▶ _Exercise_
Copy out the entries exactly, from the first line to the last.

[BEGIN]

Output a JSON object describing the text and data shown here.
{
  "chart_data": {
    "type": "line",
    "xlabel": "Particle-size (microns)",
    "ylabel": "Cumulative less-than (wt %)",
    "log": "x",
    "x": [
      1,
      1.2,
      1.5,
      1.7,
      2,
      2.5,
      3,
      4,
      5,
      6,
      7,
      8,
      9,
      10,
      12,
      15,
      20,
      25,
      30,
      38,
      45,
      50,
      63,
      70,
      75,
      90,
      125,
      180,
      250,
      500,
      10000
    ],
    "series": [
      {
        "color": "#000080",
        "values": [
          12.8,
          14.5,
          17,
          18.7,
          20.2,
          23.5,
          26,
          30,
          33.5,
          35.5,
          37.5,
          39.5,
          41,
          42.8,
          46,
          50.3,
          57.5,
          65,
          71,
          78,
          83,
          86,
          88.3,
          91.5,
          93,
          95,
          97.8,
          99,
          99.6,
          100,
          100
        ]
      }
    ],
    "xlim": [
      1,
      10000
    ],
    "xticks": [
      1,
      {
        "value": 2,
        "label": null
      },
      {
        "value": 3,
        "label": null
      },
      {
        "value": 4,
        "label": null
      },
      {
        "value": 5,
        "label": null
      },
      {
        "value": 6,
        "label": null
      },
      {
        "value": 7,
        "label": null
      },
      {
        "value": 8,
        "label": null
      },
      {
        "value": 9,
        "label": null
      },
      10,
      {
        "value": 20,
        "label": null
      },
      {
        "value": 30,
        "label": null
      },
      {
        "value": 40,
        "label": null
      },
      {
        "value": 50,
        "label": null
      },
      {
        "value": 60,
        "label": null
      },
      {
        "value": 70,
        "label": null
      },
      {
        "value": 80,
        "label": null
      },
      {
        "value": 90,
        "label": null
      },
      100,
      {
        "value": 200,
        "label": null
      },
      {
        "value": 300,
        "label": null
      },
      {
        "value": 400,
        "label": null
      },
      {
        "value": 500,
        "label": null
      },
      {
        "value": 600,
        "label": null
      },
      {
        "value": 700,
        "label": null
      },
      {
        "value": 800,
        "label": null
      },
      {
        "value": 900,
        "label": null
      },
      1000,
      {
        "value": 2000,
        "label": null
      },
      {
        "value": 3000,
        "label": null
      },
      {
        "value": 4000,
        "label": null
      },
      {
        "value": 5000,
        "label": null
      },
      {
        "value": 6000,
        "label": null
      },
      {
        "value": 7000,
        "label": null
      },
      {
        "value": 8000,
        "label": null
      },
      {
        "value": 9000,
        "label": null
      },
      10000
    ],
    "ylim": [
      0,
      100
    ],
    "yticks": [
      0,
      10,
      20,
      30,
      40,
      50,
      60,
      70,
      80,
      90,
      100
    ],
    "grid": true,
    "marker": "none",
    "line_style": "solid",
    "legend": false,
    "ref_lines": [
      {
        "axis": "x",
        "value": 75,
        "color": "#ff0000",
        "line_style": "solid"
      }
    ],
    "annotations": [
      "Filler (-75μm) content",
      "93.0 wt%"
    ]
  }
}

[END]

▶ _Solution to this task_
Output a JSON object describing the text and data shown here.
{
  "chart_data": {
    "type": "line",
    "xlabel": "Particle-size (microns)",
    "ylabel": "Cumulative less-than (wt %)",
    "log": "x",
    "x": [
      1,
      1.2,
      1.5,
      1.7,
      2,
      2.5,
      3,
      4,
      5,
      6,
      7,
      8,
      9,
      10,
      12,
      15,
      20,
      25,
      30,
      38,
      45,
      50,
      63,
      70,
      75,
      90,
      125,
      180,
      250,
      500,
      10000
    ],
    "series": [
      {
        "color": "#000080",
        "values": [
          12.8,
          14.5,
          17,
          18.7,
          20.2,
          23.5,
          26,
          30,
          33.5,
          35.5,
          37.5,
          39.5,
          41,
          42.8,
          46,
          50.3,
          57.5,
          65,
          71,
          78,
          83,
          86,
          88.3,
          91.5,
          93,
          95,
          97.8,
          99,
          99.6,
          100,
          100
        ]
      }
    ],
    "xlim": [
      1,
      10000
    ],
    "xticks": [
      1,
      {
        "value": 2,
        "label": null
      },
      {
        "value": 3,
        "label": null
      },
      {
        "value": 4,
        "label": null
      },
      {
        "value": 5,
        "label": null
      },
      {
        "value": 6,
        "label": null
      },
      {
        "value": 7,
        "label": null
      },
      {
        "value": 8,
        "label": null
      },
      {
        "value": 9,
        "label": null
      },
      10,
      {
        "value": 20,
        "label": null
      },
      {
        "value": 30,
        "label": null
      },
      {
        "value": 40,
        "label": null
      },
      {
        "value": 50,
        "label": null
      },
      {
        "value": 60,
        "label": null
      },
      {
        "value": 70,
        "label": null
      },
      {
        "value": 80,
        "label": null
      },
      {
        "value": 90,
        "label": null
      },
      100,
      {
        "value": 200,
        "label": null
      },
      {
        "value": 300,
        "label": null
      },
      {
        "value": 400,
        "label": null
      },
      {
        "value": 500,
        "label": null
      },
      {
        "value": 600,
        "label": null
      },
      {
        "value": 700,
        "label": null
      },
      {
        "value": 800,
        "label": null
      },
      {
        "value": 900,
        "label": null
      },
      1000,
      {
        "value": 2000,
        "label": null
      },
      {
        "value": 3000,
        "label": null
      },
      {
        "value": 4000,
        "label": null
      },
      {
        "value": 5000,
        "label": null
      },
      {
        "value": 6000,
        "label": null
      },
      {
        "value": 7000,
        "label": null
      },
      {
        "value": 8000,
        "label": null
      },
      {
        "value": 9000,
        "label": null
      },
      10000
    ],
    "ylim": [
      0,
      100
    ],
    "yticks": [
      0,
      10,
      20,
      30,
      40,
      50,
      60,
      70,
      80,
      90,
      100
    ],
    "grid": true,
    "marker": "none",
    "line_style": "solid",
    "legend": false,
    "ref_lines": [
      {
        "axis": "x",
        "value": 75,
        "color": "#ff0000",
        "line_style": "solid"
      }
    ],
    "annotations": [
      "Filler (-75μm) content",
      "93.0 wt%"
    ]
  }
}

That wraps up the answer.